From the records below, copy every line that contains the word "label".

◆ INPUT RECORDS
|---|

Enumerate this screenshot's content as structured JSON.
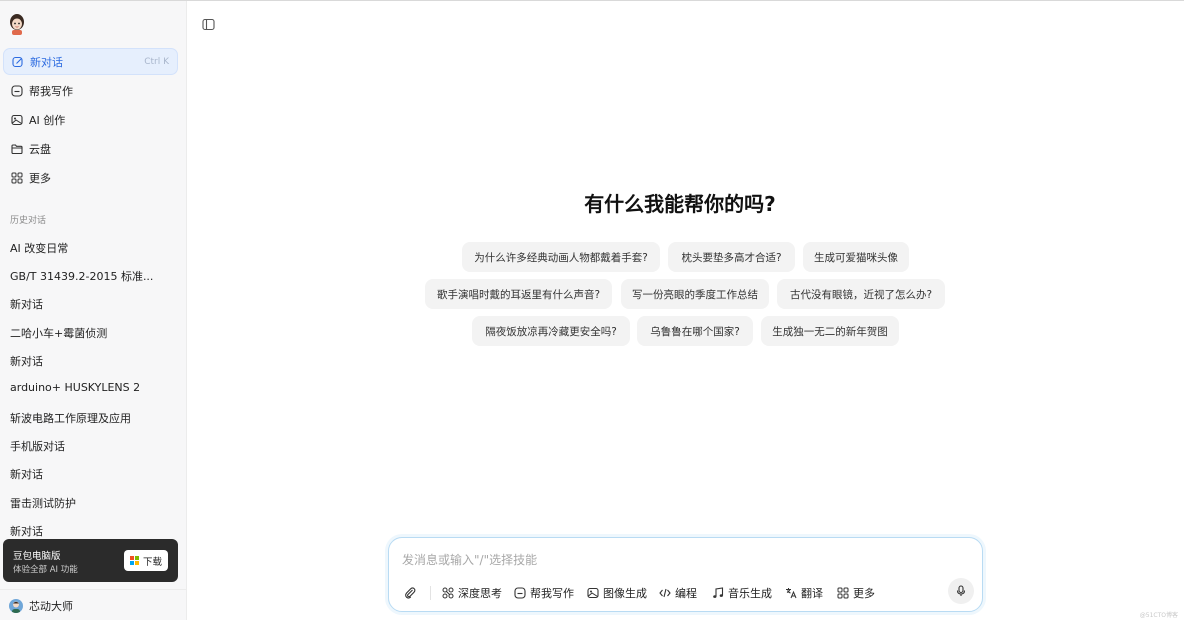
{
  "sidebar": {
    "nav": [
      {
        "label": "新对话",
        "shortcut": "Ctrl K",
        "icon": "compose-icon",
        "active": true
      },
      {
        "label": "帮我写作",
        "icon": "writing-icon"
      },
      {
        "label": "AI 创作",
        "icon": "image-icon"
      },
      {
        "label": "云盘",
        "icon": "folder-icon"
      },
      {
        "label": "更多",
        "icon": "grid-icon"
      }
    ],
    "history_title": "历史对话",
    "history": [
      "AI 改变日常",
      "GB/T 31439.2-2015 标准...",
      "新对话",
      "二哈小车+霉菌侦测",
      "新对话",
      "arduino+ HUSKYLENS 2",
      "斩波电路工作原理及应用",
      "手机版对话",
      "新对话",
      "雷击测试防护",
      "新对话"
    ],
    "promo": {
      "title": "豆包电脑版",
      "subtitle": "体验全部 AI 功能",
      "button": "下载"
    },
    "user": {
      "name": "芯动大师"
    }
  },
  "main": {
    "headline": "有什么我能帮你的吗?",
    "suggestions": [
      [
        "为什么许多经典动画人物都戴着手套?",
        "枕头要垫多高才合适?",
        "生成可爱猫咪头像"
      ],
      [
        "歌手演唱时戴的耳返里有什么声音?",
        "写一份亮眼的季度工作总结",
        "古代没有眼镜，近视了怎么办?"
      ],
      [
        "隔夜饭放凉再冷藏更安全吗?",
        "乌鲁鲁在哪个国家?",
        "生成独一无二的新年贺图"
      ]
    ]
  },
  "composer": {
    "placeholder": "发消息或输入\"/\"选择技能",
    "tools": [
      {
        "label": "深度思考",
        "icon": "deep-think-icon"
      },
      {
        "label": "帮我写作",
        "icon": "writing-icon"
      },
      {
        "label": "图像生成",
        "icon": "image-icon"
      },
      {
        "label": "编程",
        "icon": "code-icon"
      },
      {
        "label": "音乐生成",
        "icon": "music-icon"
      },
      {
        "label": "翻译",
        "icon": "translate-icon"
      },
      {
        "label": "更多",
        "icon": "grid-icon"
      }
    ]
  },
  "watermark": "@51CTO博客",
  "colors": {
    "accent": "#2b6ae0",
    "active_bg": "#e6effd",
    "chip_bg": "#f3f3f3",
    "promo_bg": "#2b2b2b"
  }
}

|---|

◆ WRITTEN ANSWER
        "label": "新对话",
        "label": "帮我写作",
        "label": "AI 创作",
        "label": "云盘",
        "label": "更多",
        "label": "深度思考",
        "label": "帮我写作",
        "label": "图像生成",
        "label": "编程",
        "label": "音乐生成",
        "label": "翻译",
        "label": "更多",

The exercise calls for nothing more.